Aim of the task:
Any pictures in the records below should be skipped; write out everything else exactly.

Input:
==*==
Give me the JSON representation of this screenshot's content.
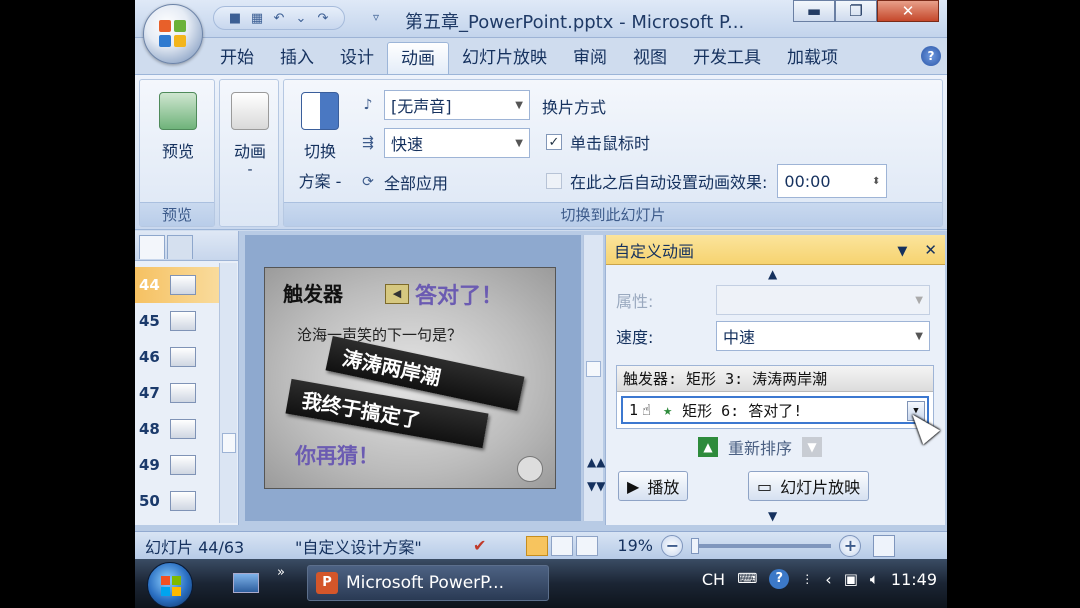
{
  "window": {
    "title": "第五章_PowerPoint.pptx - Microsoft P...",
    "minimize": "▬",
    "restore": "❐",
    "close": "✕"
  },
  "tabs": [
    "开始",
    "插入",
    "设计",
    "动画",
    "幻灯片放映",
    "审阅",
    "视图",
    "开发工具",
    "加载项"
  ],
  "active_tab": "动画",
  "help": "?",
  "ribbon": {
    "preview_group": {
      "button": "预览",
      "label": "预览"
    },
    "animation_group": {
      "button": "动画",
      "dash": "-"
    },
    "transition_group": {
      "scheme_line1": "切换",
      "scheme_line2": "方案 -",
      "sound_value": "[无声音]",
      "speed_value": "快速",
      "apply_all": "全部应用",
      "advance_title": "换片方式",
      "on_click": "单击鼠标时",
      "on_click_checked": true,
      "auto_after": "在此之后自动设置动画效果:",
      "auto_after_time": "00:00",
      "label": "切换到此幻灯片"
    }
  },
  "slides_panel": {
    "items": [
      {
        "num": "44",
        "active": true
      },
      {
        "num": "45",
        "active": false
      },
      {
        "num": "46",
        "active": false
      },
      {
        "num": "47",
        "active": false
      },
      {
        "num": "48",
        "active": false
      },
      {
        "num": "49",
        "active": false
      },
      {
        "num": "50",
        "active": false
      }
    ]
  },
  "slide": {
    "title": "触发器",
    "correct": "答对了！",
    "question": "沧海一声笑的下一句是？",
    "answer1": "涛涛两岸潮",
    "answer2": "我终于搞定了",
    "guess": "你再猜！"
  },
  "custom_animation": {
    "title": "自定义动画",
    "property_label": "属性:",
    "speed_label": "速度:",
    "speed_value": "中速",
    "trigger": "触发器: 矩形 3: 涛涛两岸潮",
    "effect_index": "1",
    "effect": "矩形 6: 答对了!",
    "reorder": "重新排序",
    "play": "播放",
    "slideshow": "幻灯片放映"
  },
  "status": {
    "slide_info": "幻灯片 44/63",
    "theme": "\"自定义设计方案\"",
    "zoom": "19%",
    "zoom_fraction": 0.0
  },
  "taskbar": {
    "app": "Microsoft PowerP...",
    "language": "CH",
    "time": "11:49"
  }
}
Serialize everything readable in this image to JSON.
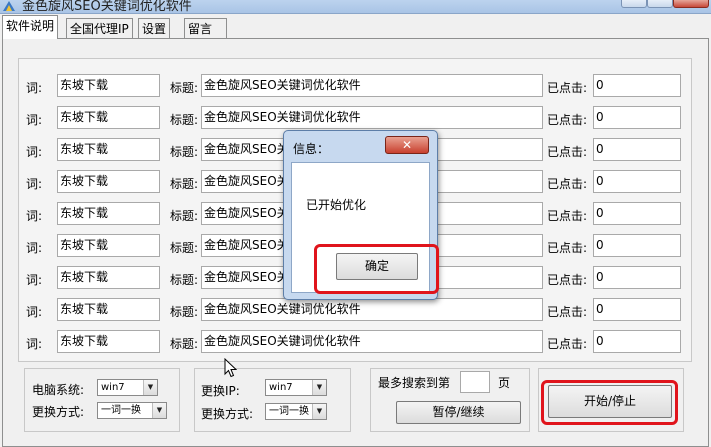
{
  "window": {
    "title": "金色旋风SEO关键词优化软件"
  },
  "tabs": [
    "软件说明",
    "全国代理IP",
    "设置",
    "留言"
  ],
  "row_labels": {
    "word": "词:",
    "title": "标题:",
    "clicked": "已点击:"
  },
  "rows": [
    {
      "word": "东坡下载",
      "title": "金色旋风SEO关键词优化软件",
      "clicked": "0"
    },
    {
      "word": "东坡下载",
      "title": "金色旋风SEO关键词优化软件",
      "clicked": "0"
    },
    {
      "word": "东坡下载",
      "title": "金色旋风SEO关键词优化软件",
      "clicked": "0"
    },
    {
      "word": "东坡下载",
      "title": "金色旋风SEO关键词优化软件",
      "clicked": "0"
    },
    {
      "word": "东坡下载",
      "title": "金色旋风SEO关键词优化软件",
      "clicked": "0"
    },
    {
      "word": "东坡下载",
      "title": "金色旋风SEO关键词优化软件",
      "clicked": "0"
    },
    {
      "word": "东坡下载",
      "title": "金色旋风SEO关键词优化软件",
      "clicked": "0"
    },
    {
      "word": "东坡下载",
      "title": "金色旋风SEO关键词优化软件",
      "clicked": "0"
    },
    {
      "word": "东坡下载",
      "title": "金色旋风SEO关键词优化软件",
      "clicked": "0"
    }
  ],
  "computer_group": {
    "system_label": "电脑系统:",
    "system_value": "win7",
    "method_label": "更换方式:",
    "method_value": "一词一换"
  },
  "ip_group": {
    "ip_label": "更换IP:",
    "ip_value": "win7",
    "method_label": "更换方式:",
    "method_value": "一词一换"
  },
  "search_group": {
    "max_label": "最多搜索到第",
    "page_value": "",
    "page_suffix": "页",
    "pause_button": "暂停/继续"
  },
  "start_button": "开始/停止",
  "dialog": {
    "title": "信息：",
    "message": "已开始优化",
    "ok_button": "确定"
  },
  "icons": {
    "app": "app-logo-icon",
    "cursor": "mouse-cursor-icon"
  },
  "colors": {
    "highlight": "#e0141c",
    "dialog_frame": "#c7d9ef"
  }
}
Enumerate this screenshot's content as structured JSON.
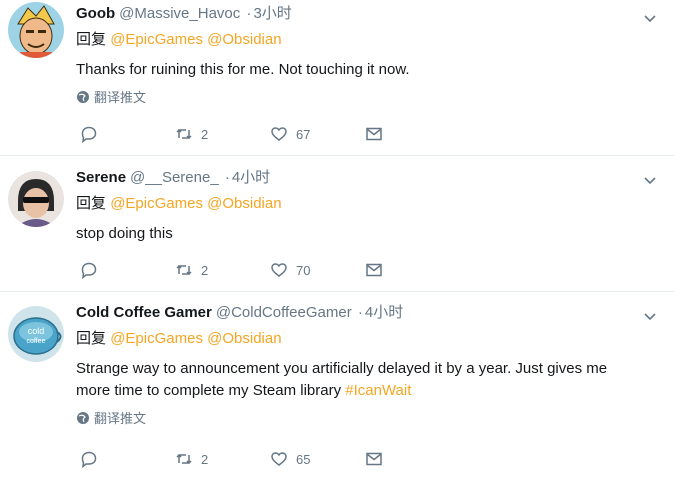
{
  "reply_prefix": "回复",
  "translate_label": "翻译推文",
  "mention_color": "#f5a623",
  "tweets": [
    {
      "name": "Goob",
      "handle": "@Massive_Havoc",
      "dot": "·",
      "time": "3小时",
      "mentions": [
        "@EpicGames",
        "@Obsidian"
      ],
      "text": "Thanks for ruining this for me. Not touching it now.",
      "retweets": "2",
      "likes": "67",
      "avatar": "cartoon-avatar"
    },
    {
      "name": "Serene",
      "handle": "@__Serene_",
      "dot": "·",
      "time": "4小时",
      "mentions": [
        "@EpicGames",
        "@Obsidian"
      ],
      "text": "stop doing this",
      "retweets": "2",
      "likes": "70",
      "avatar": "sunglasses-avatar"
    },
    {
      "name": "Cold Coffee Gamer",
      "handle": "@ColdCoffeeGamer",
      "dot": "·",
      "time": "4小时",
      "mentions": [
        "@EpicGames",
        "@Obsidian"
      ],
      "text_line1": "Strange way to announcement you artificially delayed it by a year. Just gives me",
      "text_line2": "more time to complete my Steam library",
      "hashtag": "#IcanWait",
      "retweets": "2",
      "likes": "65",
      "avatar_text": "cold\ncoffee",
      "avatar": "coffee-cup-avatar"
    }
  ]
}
==*==
Task result:
Give me the JSON representation of this screenshot's content.
{
  "window": {
    "title": "第五章_PowerPoint.pptx - Microsoft P...",
    "minimize": "▬",
    "restore": "❐",
    "close": "✕"
  },
  "tabs": [
    "开始",
    "插入",
    "设计",
    "动画",
    "幻灯片放映",
    "审阅",
    "视图",
    "开发工具",
    "加载项"
  ],
  "active_tab": "动画",
  "help": "?",
  "ribbon": {
    "preview_group": {
      "button": "预览",
      "label": "预览"
    },
    "animation_group": {
      "button": "动画",
      "dash": "-"
    },
    "transition_group": {
      "scheme_line1": "切换",
      "scheme_line2": "方案 -",
      "sound_value": "[无声音]",
      "speed_value": "快速",
      "apply_all": "全部应用",
      "advance_title": "换片方式",
      "on_click": "单击鼠标时",
      "on_click_checked": true,
      "auto_after": "在此之后自动设置动画效果:",
      "auto_after_time": "00:00",
      "label": "切换到此幻灯片"
    }
  },
  "slides_panel": {
    "items": [
      {
        "num": "44",
        "active": true
      },
      {
        "num": "45",
        "active": false
      },
      {
        "num": "46",
        "active": false
      },
      {
        "num": "47",
        "active": false
      },
      {
        "num": "48",
        "active": false
      },
      {
        "num": "49",
        "active": false
      },
      {
        "num": "50",
        "active": false
      }
    ]
  },
  "slide": {
    "title": "触发器",
    "correct": "答对了！",
    "question": "沧海一声笑的下一句是？",
    "answer1": "涛涛两岸潮",
    "answer2": "我终于搞定了",
    "guess": "你再猜！"
  },
  "custom_animation": {
    "title": "自定义动画",
    "property_label": "属性:",
    "speed_label": "速度:",
    "speed_value": "中速",
    "trigger": "触发器: 矩形 3: 涛涛两岸潮",
    "effect_index": "1",
    "effect": "矩形 6: 答对了!",
    "reorder": "重新排序",
    "play": "播放",
    "slideshow": "幻灯片放映"
  },
  "status": {
    "slide_info": "幻灯片 44/63",
    "theme": "\"自定义设计方案\"",
    "zoom": "19%",
    "zoom_fraction": 0.0
  },
  "taskbar": {
    "app": "Microsoft PowerP...",
    "language": "CH",
    "time": "11:49"
  }
}
Serialize everything readable in this image to JSON.
{
  "window": {
    "title": "金色旋风SEO关键词优化软件"
  },
  "tabs": [
    "软件说明",
    "全国代理IP",
    "设置",
    "留言"
  ],
  "row_labels": {
    "word": "词:",
    "title": "标题:",
    "clicked": "已点击:"
  },
  "rows": [
    {
      "word": "东坡下载",
      "title": "金色旋风SEO关键词优化软件",
      "clicked": "0"
    },
    {
      "word": "东坡下载",
      "title": "金色旋风SEO关键词优化软件",
      "clicked": "0"
    },
    {
      "word": "东坡下载",
      "title": "金色旋风SEO关键词优化软件",
      "clicked": "0"
    },
    {
      "word": "东坡下载",
      "title": "金色旋风SEO关键词优化软件",
      "clicked": "0"
    },
    {
      "word": "东坡下载",
      "title": "金色旋风SEO关键词优化软件",
      "clicked": "0"
    },
    {
      "word": "东坡下载",
      "title": "金色旋风SEO关键词优化软件",
      "clicked": "0"
    },
    {
      "word": "东坡下载",
      "title": "金色旋风SEO关键词优化软件",
      "clicked": "0"
    },
    {
      "word": "东坡下载",
      "title": "金色旋风SEO关键词优化软件",
      "clicked": "0"
    },
    {
      "word": "东坡下载",
      "title": "金色旋风SEO关键词优化软件",
      "clicked": "0"
    }
  ],
  "computer_group": {
    "system_label": "电脑系统:",
    "system_value": "win7",
    "method_label": "更换方式:",
    "method_value": "一词一换"
  },
  "ip_group": {
    "ip_label": "更换IP:",
    "ip_value": "win7",
    "method_label": "更换方式:",
    "method_value": "一词一换"
  },
  "search_group": {
    "max_label": "最多搜索到第",
    "page_value": "",
    "page_suffix": "页",
    "pause_button": "暂停/继续"
  },
  "start_button": "开始/停止",
  "dialog": {
    "title": "信息：",
    "message": "已开始优化",
    "ok_button": "确定"
  },
  "icons": {
    "app": "app-logo-icon",
    "cursor": "mouse-cursor-icon"
  },
  "colors": {
    "highlight": "#e0141c",
    "dialog_frame": "#c7d9ef"
  }
}
Enumerate this screenshot's content as structured JSON.
{
  "reply_prefix": "回复",
  "translate_label": "翻译推文",
  "mention_color": "#f5a623",
  "tweets": [
    {
      "name": "Goob",
      "handle": "@Massive_Havoc",
      "dot": "·",
      "time": "3小时",
      "mentions": [
        "@EpicGames",
        "@Obsidian"
      ],
      "text": "Thanks for ruining this for me. Not touching it now.",
      "retweets": "2",
      "likes": "67",
      "avatar": "cartoon-avatar"
    },
    {
      "name": "Serene",
      "handle": "@__Serene_",
      "dot": "·",
      "time": "4小时",
      "mentions": [
        "@EpicGames",
        "@Obsidian"
      ],
      "text": "stop doing this",
      "retweets": "2",
      "likes": "70",
      "avatar": "sunglasses-avatar"
    },
    {
      "name": "Cold Coffee Gamer",
      "handle": "@ColdCoffeeGamer",
      "dot": "·",
      "time": "4小时",
      "mentions": [
        "@EpicGames",
        "@Obsidian"
      ],
      "text_line1": "Strange way to announcement you artificially delayed it by a year. Just gives me",
      "text_line2": "more time to complete my Steam library",
      "hashtag": "#IcanWait",
      "retweets": "2",
      "likes": "65",
      "avatar_text": "cold\ncoffee",
      "avatar": "coffee-cup-avatar"
    }
  ]
}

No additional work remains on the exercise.